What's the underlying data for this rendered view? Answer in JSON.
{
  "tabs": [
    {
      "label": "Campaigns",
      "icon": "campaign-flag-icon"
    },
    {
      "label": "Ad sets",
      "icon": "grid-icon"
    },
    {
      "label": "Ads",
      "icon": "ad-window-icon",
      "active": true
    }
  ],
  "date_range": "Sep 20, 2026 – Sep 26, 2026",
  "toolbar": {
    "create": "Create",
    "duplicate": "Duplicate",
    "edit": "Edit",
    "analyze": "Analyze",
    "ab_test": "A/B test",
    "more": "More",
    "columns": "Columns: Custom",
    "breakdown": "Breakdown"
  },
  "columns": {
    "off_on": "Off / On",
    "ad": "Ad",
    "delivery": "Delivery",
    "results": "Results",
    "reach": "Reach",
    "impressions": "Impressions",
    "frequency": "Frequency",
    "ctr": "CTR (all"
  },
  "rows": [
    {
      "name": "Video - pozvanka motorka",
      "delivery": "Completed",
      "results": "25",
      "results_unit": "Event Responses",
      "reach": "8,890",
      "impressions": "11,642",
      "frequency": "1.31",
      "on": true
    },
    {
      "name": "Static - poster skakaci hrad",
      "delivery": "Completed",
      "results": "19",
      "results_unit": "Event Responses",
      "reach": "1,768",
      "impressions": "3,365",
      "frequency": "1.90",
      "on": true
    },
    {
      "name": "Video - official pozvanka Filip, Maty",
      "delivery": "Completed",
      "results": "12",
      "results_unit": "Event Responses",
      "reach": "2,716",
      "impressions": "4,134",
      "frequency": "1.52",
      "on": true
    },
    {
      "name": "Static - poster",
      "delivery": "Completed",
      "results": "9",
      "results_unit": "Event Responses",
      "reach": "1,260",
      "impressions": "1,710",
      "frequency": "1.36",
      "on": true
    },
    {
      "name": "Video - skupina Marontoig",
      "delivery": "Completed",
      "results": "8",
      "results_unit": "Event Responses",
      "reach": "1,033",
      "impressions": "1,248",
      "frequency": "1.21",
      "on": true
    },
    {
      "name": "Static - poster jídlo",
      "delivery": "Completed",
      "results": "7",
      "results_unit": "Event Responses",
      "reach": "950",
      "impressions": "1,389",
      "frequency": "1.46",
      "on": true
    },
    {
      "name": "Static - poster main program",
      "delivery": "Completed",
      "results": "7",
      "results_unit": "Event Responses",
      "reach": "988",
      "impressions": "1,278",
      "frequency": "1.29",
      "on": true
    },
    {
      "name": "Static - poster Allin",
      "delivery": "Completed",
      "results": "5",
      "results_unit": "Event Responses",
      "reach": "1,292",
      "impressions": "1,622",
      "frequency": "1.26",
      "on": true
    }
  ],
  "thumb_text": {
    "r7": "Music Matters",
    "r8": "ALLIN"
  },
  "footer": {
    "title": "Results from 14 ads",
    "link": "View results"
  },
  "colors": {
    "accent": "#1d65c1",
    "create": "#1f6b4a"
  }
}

# # #

## Task to carry out
Send back each record exactly as it stands.

## The response
What's the underlying data for this rendered view? Answer in JSON.
{
  "tabs": [
    {
      "label": "Campaigns",
      "icon": "campaign-flag-icon"
    },
    {
      "label": "Ad sets",
      "icon": "grid-icon"
    },
    {
      "label": "Ads",
      "icon": "ad-window-icon",
      "active": true
    }
  ],
  "date_range": "Sep 20, 2026 – Sep 26, 2026",
  "toolbar": {
    "create": "Create",
    "duplicate": "Duplicate",
    "edit": "Edit",
    "analyze": "Analyze",
    "ab_test": "A/B test",
    "more": "More",
    "columns": "Columns: Custom",
    "breakdown": "Breakdown"
  },
  "columns": {
    "off_on": "Off / On",
    "ad": "Ad",
    "delivery": "Delivery",
    "results": "Results",
    "reach": "Reach",
    "impressions": "Impressions",
    "frequency": "Frequency",
    "ctr": "CTR (all"
  },
  "rows": [
    {
      "name": "Video - pozvanka motorka",
      "delivery": "Completed",
      "results": "25",
      "results_unit": "Event Responses",
      "reach": "8,890",
      "impressions": "11,642",
      "frequency": "1.31",
      "on": true
    },
    {
      "name": "Static - poster skakaci hrad",
      "delivery": "Completed",
      "results": "19",
      "results_unit": "Event Responses",
      "reach": "1,768",
      "impressions": "3,365",
      "frequency": "1.90",
      "on": true
    },
    {
      "name": "Video - official pozvanka Filip, Maty",
      "delivery": "Completed",
      "results": "12",
      "results_unit": "Event Responses",
      "reach": "2,716",
      "impressions": "4,134",
      "frequency": "1.52",
      "on": true
    },
    {
      "name": "Static - poster",
      "delivery": "Completed",
      "results": "9",
      "results_unit": "Event Responses",
      "reach": "1,260",
      "impressions": "1,710",
      "frequency": "1.36",
      "on": true
    },
    {
      "name": "Video - skupina Marontoig",
      "delivery": "Completed",
      "results": "8",
      "results_unit": "Event Responses",
      "reach": "1,033",
      "impressions": "1,248",
      "frequency": "1.21",
      "on": true
    },
    {
      "name": "Static - poster jídlo",
      "delivery": "Completed",
      "results": "7",
      "results_unit": "Event Responses",
      "reach": "950",
      "impressions": "1,389",
      "frequency": "1.46",
      "on": true
    },
    {
      "name": "Static - poster main program",
      "delivery": "Completed",
      "results": "7",
      "results_unit": "Event Responses",
      "reach": "988",
      "impressions": "1,278",
      "frequency": "1.29",
      "on": true
    },
    {
      "name": "Static - poster Allin",
      "delivery": "Completed",
      "results": "5",
      "results_unit": "Event Responses",
      "reach": "1,292",
      "impressions": "1,622",
      "frequency": "1.26",
      "on": true
    }
  ],
  "thumb_text": {
    "r7": "Music Matters",
    "r8": "ALLIN"
  },
  "footer": {
    "title": "Results from 14 ads",
    "link": "View results"
  },
  "colors": {
    "accent": "#1d65c1",
    "create": "#1f6b4a"
  }
}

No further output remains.